WHAT YOU HAVE TO DO: Comb through the entries for "title" and pull out each line that holds it.

[BEGIN DATA LISTING]

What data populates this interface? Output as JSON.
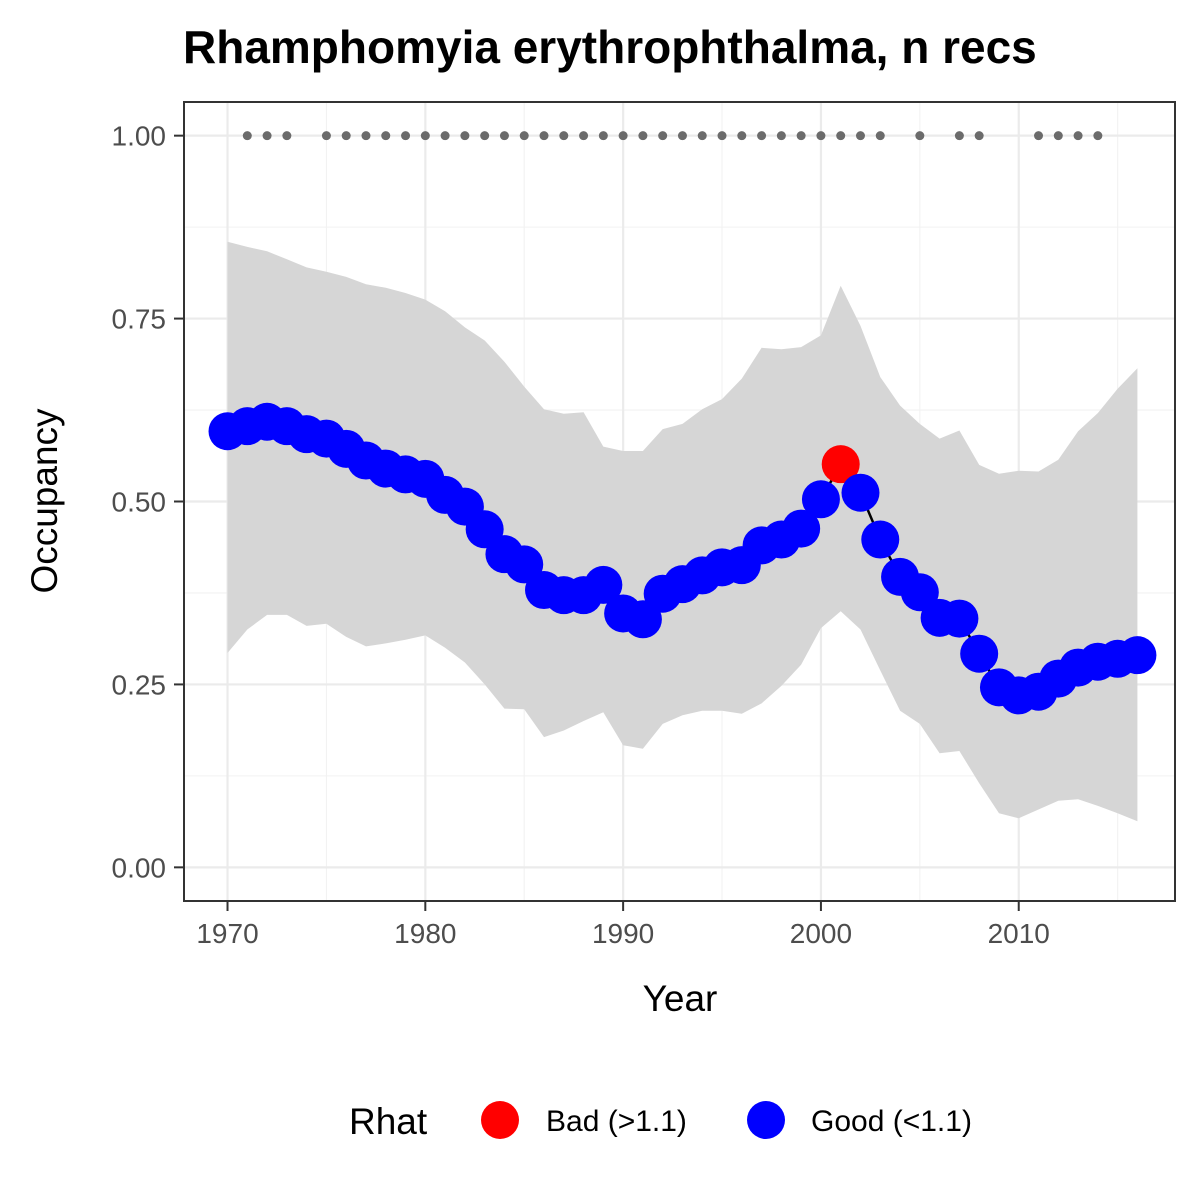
{
  "chart_data": {
    "type": "line",
    "title": "Rhamphomyia erythrophthalma, n recs",
    "xlabel": "Year",
    "ylabel": "Occupancy",
    "xlim": [
      1967.8,
      2017.9
    ],
    "ylim": [
      -0.046,
      1.046
    ],
    "x_ticks": [
      1970,
      1980,
      1990,
      2000,
      2010
    ],
    "x_tick_labels": [
      "1970",
      "1980",
      "1990",
      "2000",
      "2010"
    ],
    "y_ticks": [
      0,
      0.25,
      0.5,
      0.75,
      1.0
    ],
    "y_tick_labels": [
      "0.00",
      "0.25",
      "0.50",
      "0.75",
      "1.00"
    ],
    "grid": true,
    "legend_position": "bottom",
    "legend": {
      "title": "Rhat",
      "entries": [
        {
          "label": "Bad (>1.1)",
          "color": "#ff0000"
        },
        {
          "label": "Good (<1.1)",
          "color": "#0000ff"
        }
      ]
    },
    "colors": {
      "good": "#0000ff",
      "bad": "#ff0000",
      "line": "#000000",
      "ribbon": "#d6d6d6",
      "record_marker": "#6b6b6b"
    },
    "years": [
      1970,
      1971,
      1972,
      1973,
      1974,
      1975,
      1976,
      1977,
      1978,
      1979,
      1980,
      1981,
      1982,
      1983,
      1984,
      1985,
      1986,
      1987,
      1988,
      1989,
      1990,
      1991,
      1992,
      1993,
      1994,
      1995,
      1996,
      1997,
      1998,
      1999,
      2000,
      2001,
      2002,
      2003,
      2004,
      2005,
      2006,
      2007,
      2008,
      2009,
      2010,
      2011,
      2012,
      2013,
      2014,
      2015,
      2016
    ],
    "occupancy": [
      0.596,
      0.603,
      0.609,
      0.603,
      0.592,
      0.586,
      0.572,
      0.556,
      0.545,
      0.537,
      0.531,
      0.509,
      0.493,
      0.462,
      0.428,
      0.414,
      0.379,
      0.372,
      0.372,
      0.386,
      0.347,
      0.339,
      0.374,
      0.387,
      0.399,
      0.41,
      0.413,
      0.44,
      0.448,
      0.463,
      0.503,
      0.551,
      0.512,
      0.448,
      0.397,
      0.376,
      0.341,
      0.34,
      0.292,
      0.246,
      0.235,
      0.24,
      0.258,
      0.273,
      0.281,
      0.285,
      0.29
    ],
    "lower": [
      0.293,
      0.325,
      0.345,
      0.345,
      0.33,
      0.333,
      0.315,
      0.302,
      0.306,
      0.311,
      0.317,
      0.3,
      0.28,
      0.25,
      0.217,
      0.216,
      0.178,
      0.187,
      0.2,
      0.212,
      0.167,
      0.162,
      0.196,
      0.208,
      0.214,
      0.214,
      0.21,
      0.224,
      0.248,
      0.277,
      0.327,
      0.35,
      0.325,
      0.269,
      0.214,
      0.196,
      0.156,
      0.159,
      0.115,
      0.074,
      0.067,
      0.079,
      0.091,
      0.093,
      0.084,
      0.074,
      0.063
    ],
    "upper": [
      0.855,
      0.848,
      0.842,
      0.831,
      0.82,
      0.814,
      0.807,
      0.797,
      0.792,
      0.785,
      0.776,
      0.76,
      0.738,
      0.72,
      0.691,
      0.657,
      0.626,
      0.62,
      0.622,
      0.575,
      0.569,
      0.569,
      0.599,
      0.606,
      0.626,
      0.64,
      0.668,
      0.71,
      0.708,
      0.711,
      0.727,
      0.795,
      0.74,
      0.67,
      0.631,
      0.606,
      0.586,
      0.597,
      0.55,
      0.538,
      0.542,
      0.541,
      0.557,
      0.596,
      0.621,
      0.654,
      0.682
    ],
    "rhat_status": [
      "good",
      "good",
      "good",
      "good",
      "good",
      "good",
      "good",
      "good",
      "good",
      "good",
      "good",
      "good",
      "good",
      "good",
      "good",
      "good",
      "good",
      "good",
      "good",
      "good",
      "good",
      "good",
      "good",
      "good",
      "good",
      "good",
      "good",
      "good",
      "good",
      "good",
      "good",
      "bad",
      "good",
      "good",
      "good",
      "good",
      "good",
      "good",
      "good",
      "good",
      "good",
      "good",
      "good",
      "good",
      "good",
      "good",
      "good"
    ],
    "record_years": [
      1971,
      1972,
      1973,
      1975,
      1976,
      1977,
      1978,
      1979,
      1980,
      1981,
      1982,
      1983,
      1984,
      1985,
      1986,
      1987,
      1988,
      1989,
      1990,
      1991,
      1992,
      1993,
      1994,
      1995,
      1996,
      1997,
      1998,
      1999,
      2000,
      2001,
      2002,
      2003,
      2005,
      2007,
      2008,
      2011,
      2012,
      2013,
      2014
    ],
    "record_value": 1.0
  }
}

[END DATA LISTING]

RESULT OF THIS TASK:
    "title": "Rhamphomyia erythrophthalma, n recs",
      "title": "Rhat",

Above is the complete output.